Transcribe each record below word for word.
### Material for this exercise
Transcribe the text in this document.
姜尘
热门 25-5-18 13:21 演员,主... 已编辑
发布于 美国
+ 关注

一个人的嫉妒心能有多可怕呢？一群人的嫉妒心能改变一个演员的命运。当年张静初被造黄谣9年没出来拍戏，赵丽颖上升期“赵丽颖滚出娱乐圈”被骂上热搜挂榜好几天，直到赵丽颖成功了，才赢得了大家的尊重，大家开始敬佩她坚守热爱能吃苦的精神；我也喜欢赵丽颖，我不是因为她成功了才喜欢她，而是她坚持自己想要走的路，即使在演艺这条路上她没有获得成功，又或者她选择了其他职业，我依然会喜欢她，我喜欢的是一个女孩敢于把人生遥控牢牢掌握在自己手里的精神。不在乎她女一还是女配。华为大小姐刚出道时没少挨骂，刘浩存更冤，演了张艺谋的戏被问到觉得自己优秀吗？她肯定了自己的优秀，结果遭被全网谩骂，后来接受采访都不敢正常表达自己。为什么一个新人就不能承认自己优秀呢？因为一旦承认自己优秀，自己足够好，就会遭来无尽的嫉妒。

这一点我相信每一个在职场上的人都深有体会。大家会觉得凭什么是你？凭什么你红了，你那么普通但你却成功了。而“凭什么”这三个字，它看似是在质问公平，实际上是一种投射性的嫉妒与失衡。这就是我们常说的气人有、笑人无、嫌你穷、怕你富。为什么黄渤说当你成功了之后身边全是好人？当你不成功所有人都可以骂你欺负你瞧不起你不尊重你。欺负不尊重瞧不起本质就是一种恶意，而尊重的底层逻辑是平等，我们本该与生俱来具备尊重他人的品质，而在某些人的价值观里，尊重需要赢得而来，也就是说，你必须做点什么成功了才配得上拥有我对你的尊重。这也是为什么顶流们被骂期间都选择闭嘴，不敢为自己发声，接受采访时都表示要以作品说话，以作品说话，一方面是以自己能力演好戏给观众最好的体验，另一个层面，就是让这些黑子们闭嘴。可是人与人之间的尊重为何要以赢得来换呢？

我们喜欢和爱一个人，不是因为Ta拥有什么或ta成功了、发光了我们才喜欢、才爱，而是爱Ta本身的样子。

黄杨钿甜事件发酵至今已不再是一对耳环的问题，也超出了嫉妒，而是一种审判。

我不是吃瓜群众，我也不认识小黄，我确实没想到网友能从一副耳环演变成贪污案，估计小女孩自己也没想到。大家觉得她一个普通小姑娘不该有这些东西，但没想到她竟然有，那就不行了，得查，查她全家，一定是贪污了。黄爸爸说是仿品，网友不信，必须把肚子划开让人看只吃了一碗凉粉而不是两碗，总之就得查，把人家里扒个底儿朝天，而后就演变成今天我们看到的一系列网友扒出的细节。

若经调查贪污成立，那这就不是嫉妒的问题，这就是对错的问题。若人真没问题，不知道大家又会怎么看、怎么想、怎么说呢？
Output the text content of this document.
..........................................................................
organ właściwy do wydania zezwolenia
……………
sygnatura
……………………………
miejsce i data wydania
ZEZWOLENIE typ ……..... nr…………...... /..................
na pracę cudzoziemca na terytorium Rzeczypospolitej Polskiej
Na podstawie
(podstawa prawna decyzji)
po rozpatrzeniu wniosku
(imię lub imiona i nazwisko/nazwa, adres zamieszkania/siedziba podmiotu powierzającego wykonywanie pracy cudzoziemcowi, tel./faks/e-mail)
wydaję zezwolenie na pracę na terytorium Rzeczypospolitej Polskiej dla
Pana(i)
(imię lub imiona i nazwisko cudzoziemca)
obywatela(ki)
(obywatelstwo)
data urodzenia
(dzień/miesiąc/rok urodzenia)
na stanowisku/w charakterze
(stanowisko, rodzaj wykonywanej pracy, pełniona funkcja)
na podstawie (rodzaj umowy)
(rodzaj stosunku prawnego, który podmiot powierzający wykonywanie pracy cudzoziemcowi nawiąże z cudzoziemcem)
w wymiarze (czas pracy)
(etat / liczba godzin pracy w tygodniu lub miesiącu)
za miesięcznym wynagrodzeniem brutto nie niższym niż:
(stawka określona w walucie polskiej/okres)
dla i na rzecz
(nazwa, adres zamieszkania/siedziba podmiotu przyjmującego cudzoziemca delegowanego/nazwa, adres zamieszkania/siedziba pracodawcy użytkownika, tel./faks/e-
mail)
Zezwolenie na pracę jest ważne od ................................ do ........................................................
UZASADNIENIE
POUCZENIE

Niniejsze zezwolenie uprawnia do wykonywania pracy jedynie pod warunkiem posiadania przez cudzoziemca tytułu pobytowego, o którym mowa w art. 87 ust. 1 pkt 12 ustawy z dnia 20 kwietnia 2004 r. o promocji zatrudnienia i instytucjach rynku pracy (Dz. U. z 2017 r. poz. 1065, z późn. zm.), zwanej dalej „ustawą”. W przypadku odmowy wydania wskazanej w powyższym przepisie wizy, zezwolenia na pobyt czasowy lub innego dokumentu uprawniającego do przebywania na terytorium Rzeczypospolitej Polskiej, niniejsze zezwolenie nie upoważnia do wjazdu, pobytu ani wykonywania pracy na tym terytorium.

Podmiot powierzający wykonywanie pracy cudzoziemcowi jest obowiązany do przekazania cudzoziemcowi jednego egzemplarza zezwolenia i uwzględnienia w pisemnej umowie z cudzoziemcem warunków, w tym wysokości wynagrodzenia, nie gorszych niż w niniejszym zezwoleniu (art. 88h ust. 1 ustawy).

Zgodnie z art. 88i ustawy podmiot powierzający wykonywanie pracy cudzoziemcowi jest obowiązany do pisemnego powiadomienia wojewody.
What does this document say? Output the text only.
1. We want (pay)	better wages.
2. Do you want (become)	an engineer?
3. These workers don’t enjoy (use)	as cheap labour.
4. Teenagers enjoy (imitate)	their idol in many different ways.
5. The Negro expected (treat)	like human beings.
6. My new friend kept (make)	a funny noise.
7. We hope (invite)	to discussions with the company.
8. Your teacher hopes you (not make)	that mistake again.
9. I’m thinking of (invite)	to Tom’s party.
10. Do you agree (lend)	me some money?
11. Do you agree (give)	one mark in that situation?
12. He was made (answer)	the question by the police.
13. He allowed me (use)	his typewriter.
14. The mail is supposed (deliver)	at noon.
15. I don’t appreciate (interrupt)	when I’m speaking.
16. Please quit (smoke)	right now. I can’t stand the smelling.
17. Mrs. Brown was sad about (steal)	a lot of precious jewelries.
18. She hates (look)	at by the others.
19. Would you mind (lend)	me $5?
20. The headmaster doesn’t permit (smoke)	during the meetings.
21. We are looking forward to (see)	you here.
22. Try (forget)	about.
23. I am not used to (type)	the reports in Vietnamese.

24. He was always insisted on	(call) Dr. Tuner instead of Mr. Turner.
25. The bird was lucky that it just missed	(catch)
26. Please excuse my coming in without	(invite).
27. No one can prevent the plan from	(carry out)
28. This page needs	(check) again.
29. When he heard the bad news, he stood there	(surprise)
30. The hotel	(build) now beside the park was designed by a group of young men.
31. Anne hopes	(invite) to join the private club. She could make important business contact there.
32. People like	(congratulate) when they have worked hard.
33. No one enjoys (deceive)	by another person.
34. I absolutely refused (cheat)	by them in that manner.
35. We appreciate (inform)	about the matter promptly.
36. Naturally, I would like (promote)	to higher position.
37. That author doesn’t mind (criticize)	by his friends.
######
> _Response to this exercise_:
Transcribe the text in this document.
姜尘
热门 25-5-18 13:21 演员,主... 已编辑
发布于 美国
+ 关注

一个人的嫉妒心能有多可怕呢？一群人的嫉妒心能改变一个演员的命运。当年张静初被造黄谣9年没出来拍戏，赵丽颖上升期“赵丽颖滚出娱乐圈”被骂上热搜挂榜好几天，直到赵丽颖成功了，才赢得了大家的尊重，大家开始敬佩她坚守热爱能吃苦的精神；我也喜欢赵丽颖，我不是因为她成功了才喜欢她，而是她坚持自己想要走的路，即使在演艺这条路上她没有获得成功，又或者她选择了其他职业，我依然会喜欢她，我喜欢的是一个女孩敢于把人生遥控牢牢掌握在自己手里的精神。不在乎她女一还是女配。华为大小姐刚出道时没少挨骂，刘浩存更冤，演了张艺谋的戏被问到觉得自己优秀吗？她肯定了自己的优秀，结果遭被全网谩骂，后来接受采访都不敢正常表达自己。为什么一个新人就不能承认自己优秀呢？因为一旦承认自己优秀，自己足够好，就会遭来无尽的嫉妒。

这一点我相信每一个在职场上的人都深有体会。大家会觉得凭什么是你？凭什么你红了，你那么普通但你却成功了。而“凭什么”这三个字，它看似是在质问公平，实际上是一种投射性的嫉妒与失衡。这就是我们常说的气人有、笑人无、嫌你穷、怕你富。为什么黄渤说当你成功了之后身边全是好人？当你不成功所有人都可以骂你欺负你瞧不起你不尊重你。欺负不尊重瞧不起本质就是一种恶意，而尊重的底层逻辑是平等，我们本该与生俱来具备尊重他人的品质，而在某些人的价值观里，尊重需要赢得而来，也就是说，你必须做点什么成功了才配得上拥有我对你的尊重。这也是为什么顶流们被骂期间都选择闭嘴，不敢为自己发声，接受采访时都表示要以作品说话，以作品说话，一方面是以自己能力演好戏给观众最好的体验，另一个层面，就是让这些黑子们闭嘴。可是人与人之间的尊重为何要以赢得来换呢？

我们喜欢和爱一个人，不是因为Ta拥有什么或ta成功了、发光了我们才喜欢、才爱，而是爱Ta本身的样子。

黄杨钿甜事件发酵至今已不再是一对耳环的问题，也超出了嫉妒，而是一种审判。

我不是吃瓜群众，我也不认识小黄，我确实没想到网友能从一副耳环演变成贪污案，估计小女孩自己也没想到。大家觉得她一个普通小姑娘不该有这些东西，但没想到她竟然有，那就不行了，得查，查她全家，一定是贪污了。黄爸爸说是仿品，网友不信，必须把肚子划开让人看只吃了一碗凉粉而不是两碗，总之就得查，把人家里扒个底儿朝天，而后就演变成今天我们看到的一系列网友扒出的细节。

若经调查贪污成立，那这就不是嫉妒的问题，这就是对错的问题。若人真没问题，不知道大家又会怎么看、怎么想、怎么说呢？
Output the text content of this document.
..........................................................................
organ właściwy do wydania zezwolenia
……………
sygnatura
……………………………
miejsce i data wydania
ZEZWOLENIE typ ……..... nr…………...... /..................
na pracę cudzoziemca na terytorium Rzeczypospolitej Polskiej
Na podstawie
(podstawa prawna decyzji)
po rozpatrzeniu wniosku
(imię lub imiona i nazwisko/nazwa, adres zamieszkania/siedziba podmiotu powierzającego wykonywanie pracy cudzoziemcowi, tel./faks/e-mail)
wydaję zezwolenie na pracę na terytorium Rzeczypospolitej Polskiej dla
Pana(i)
(imię lub imiona i nazwisko cudzoziemca)
obywatela(ki)
(obywatelstwo)
data urodzenia
(dzień/miesiąc/rok urodzenia)
na stanowisku/w charakterze
(stanowisko, rodzaj wykonywanej pracy, pełniona funkcja)
na podstawie (rodzaj umowy)
(rodzaj stosunku prawnego, który podmiot powierzający wykonywanie pracy cudzoziemcowi nawiąże z cudzoziemcem)
w wymiarze (czas pracy)
(etat / liczba godzin pracy w tygodniu lub miesiącu)
za miesięcznym wynagrodzeniem brutto nie niższym niż:
(stawka określona w walucie polskiej/okres)
dla i na rzecz
(nazwa, adres zamieszkania/siedziba podmiotu przyjmującego cudzoziemca delegowanego/nazwa, adres zamieszkania/siedziba pracodawcy użytkownika, tel./faks/e-
mail)
Zezwolenie na pracę jest ważne od ................................ do ........................................................
UZASADNIENIE
POUCZENIE

Niniejsze zezwolenie uprawnia do wykonywania pracy jedynie pod warunkiem posiadania przez cudzoziemca tytułu pobytowego, o którym mowa w art. 87 ust. 1 pkt 12 ustawy z dnia 20 kwietnia 2004 r. o promocji zatrudnienia i instytucjach rynku pracy (Dz. U. z 2017 r. poz. 1065, z późn. zm.), zwanej dalej „ustawą”. W przypadku odmowy wydania wskazanej w powyższym przepisie wizy, zezwolenia na pobyt czasowy lub innego dokumentu uprawniającego do przebywania na terytorium Rzeczypospolitej Polskiej, niniejsze zezwolenie nie upoważnia do wjazdu, pobytu ani wykonywania pracy na tym terytorium.

Podmiot powierzający wykonywanie pracy cudzoziemcowi jest obowiązany do przekazania cudzoziemcowi jednego egzemplarza zezwolenia i uwzględnienia w pisemnej umowie z cudzoziemcem warunków, w tym wysokości wynagrodzenia, nie gorszych niż w niniejszym zezwoleniu (art. 88h ust. 1 ustawy).

Zgodnie z art. 88i ustawy podmiot powierzający wykonywanie pracy cudzoziemcowi jest obowiązany do pisemnego powiadomienia wojewody.
What does this document say? Output the text only.
1. We want (pay)	better wages.
2. Do you want (become)	an engineer?
3. These workers don’t enjoy (use)	as cheap labour.
4. Teenagers enjoy (imitate)	their idol in many different ways.
5. The Negro expected (treat)	like human beings.
6. My new friend kept (make)	a funny noise.
7. We hope (invite)	to discussions with the company.
8. Your teacher hopes you (not make)	that mistake again.
9. I’m thinking of (invite)	to Tom’s party.
10. Do you agree (lend)	me some money?
11. Do you agree (give)	one mark in that situation?
12. He was made (answer)	the question by the police.
13. He allowed me (use)	his typewriter.
14. The mail is supposed (deliver)	at noon.
15. I don’t appreciate (interrupt)	when I’m speaking.
16. Please quit (smoke)	right now. I can’t stand the smelling.
17. Mrs. Brown was sad about (steal)	a lot of precious jewelries.
18. She hates (look)	at by the others.
19. Would you mind (lend)	me $5?
20. The headmaster doesn’t permit (smoke)	during the meetings.
21. We are looking forward to (see)	you here.
22. Try (forget)	about.
23. I am not used to (type)	the reports in Vietnamese.

24. He was always insisted on	(call) Dr. Tuner instead of Mr. Turner.
25. The bird was lucky that it just missed	(catch)
26. Please excuse my coming in without	(invite).
27. No one can prevent the plan from	(carry out)
28. This page needs	(check) again.
29. When he heard the bad news, he stood there	(surprise)
30. The hotel	(build) now beside the park was designed by a group of young men.
31. Anne hopes	(invite) to join the private club. She could make important business contact there.
32. People like	(congratulate) when they have worked hard.
33. No one enjoys (deceive)	by another person.
34. I absolutely refused (cheat)	by them in that manner.
35. We appreciate (inform)	about the matter promptly.
36. Naturally, I would like (promote)	to higher position.
37. That author doesn’t mind (criticize)	by his friends.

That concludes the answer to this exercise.